/---

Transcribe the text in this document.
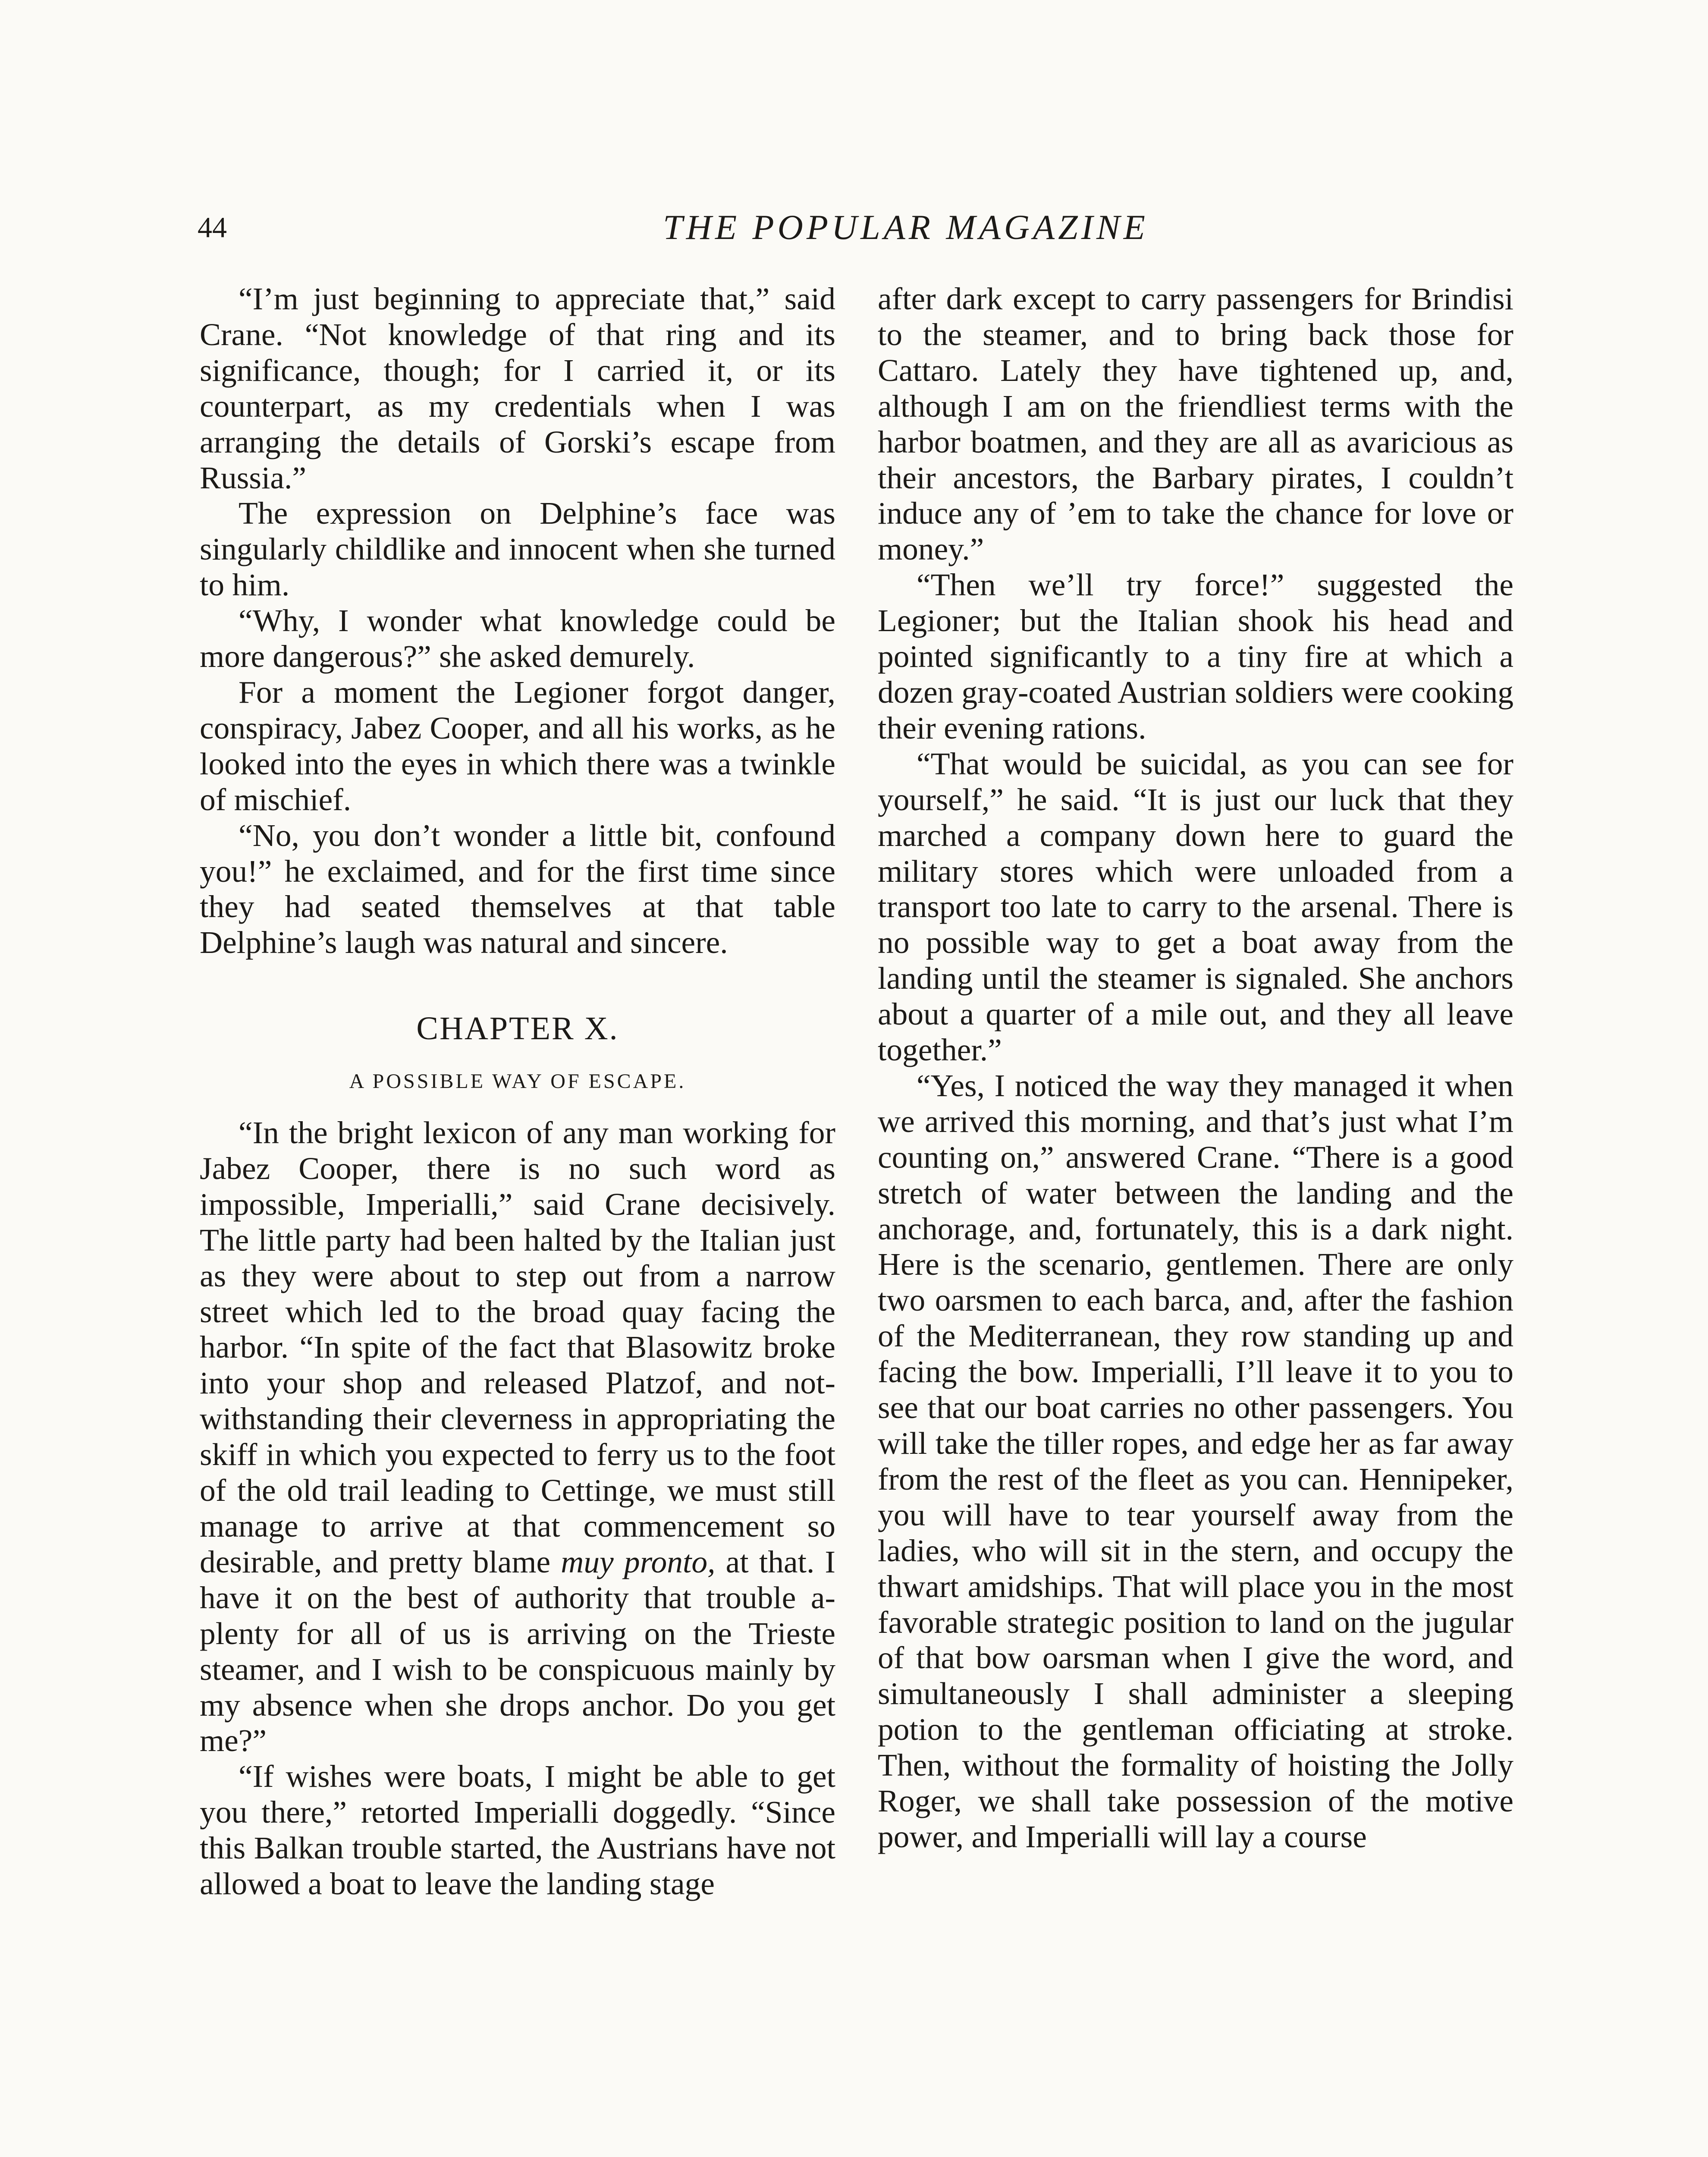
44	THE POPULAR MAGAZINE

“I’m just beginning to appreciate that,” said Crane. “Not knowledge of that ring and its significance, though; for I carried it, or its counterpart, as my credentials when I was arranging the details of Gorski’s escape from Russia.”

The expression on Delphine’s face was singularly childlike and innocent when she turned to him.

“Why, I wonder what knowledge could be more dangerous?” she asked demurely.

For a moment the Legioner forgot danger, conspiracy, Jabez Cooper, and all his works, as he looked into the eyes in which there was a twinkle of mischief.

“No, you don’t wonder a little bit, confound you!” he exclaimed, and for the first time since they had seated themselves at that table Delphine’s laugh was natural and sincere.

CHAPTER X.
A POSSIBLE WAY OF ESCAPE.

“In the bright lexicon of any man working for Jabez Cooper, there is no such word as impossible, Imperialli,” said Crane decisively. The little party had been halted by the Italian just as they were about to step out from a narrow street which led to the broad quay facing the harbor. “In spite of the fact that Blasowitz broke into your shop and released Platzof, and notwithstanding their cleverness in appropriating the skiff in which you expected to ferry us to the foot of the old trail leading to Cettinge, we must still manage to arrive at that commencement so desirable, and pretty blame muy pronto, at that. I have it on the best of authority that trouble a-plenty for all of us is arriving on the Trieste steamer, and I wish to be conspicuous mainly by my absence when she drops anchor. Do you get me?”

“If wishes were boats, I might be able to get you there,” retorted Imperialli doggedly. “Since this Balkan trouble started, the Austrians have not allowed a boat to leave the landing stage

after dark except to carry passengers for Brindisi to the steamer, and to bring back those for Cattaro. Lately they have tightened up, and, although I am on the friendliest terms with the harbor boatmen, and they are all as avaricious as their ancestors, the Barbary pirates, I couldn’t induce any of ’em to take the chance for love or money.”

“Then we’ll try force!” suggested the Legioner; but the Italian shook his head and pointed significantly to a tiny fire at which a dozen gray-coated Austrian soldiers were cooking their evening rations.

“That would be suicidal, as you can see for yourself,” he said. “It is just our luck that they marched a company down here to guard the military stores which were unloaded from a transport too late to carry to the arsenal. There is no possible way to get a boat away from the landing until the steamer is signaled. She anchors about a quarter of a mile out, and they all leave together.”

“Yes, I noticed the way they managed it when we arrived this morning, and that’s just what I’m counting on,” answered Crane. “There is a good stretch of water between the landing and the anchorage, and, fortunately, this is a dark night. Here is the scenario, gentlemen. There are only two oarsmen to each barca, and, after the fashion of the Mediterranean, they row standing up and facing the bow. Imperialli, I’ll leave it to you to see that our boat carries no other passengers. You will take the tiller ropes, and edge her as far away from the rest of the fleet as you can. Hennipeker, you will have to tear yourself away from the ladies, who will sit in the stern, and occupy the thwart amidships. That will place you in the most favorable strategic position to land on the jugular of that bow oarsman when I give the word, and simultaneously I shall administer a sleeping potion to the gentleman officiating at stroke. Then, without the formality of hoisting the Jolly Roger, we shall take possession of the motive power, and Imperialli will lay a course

\---

▸ **Exercise goal**:
Keep only those lines of the records that hold "Delphine", and return them.

▸ **Written reply**:
The expression on Delphine’s face was singularly childlike and innocent when she turned to him.
“No, you don’t wonder a little bit, confound you!” he exclaimed, and for the first time since they had seated themselves at that table Delphine’s laugh was natural and sincere.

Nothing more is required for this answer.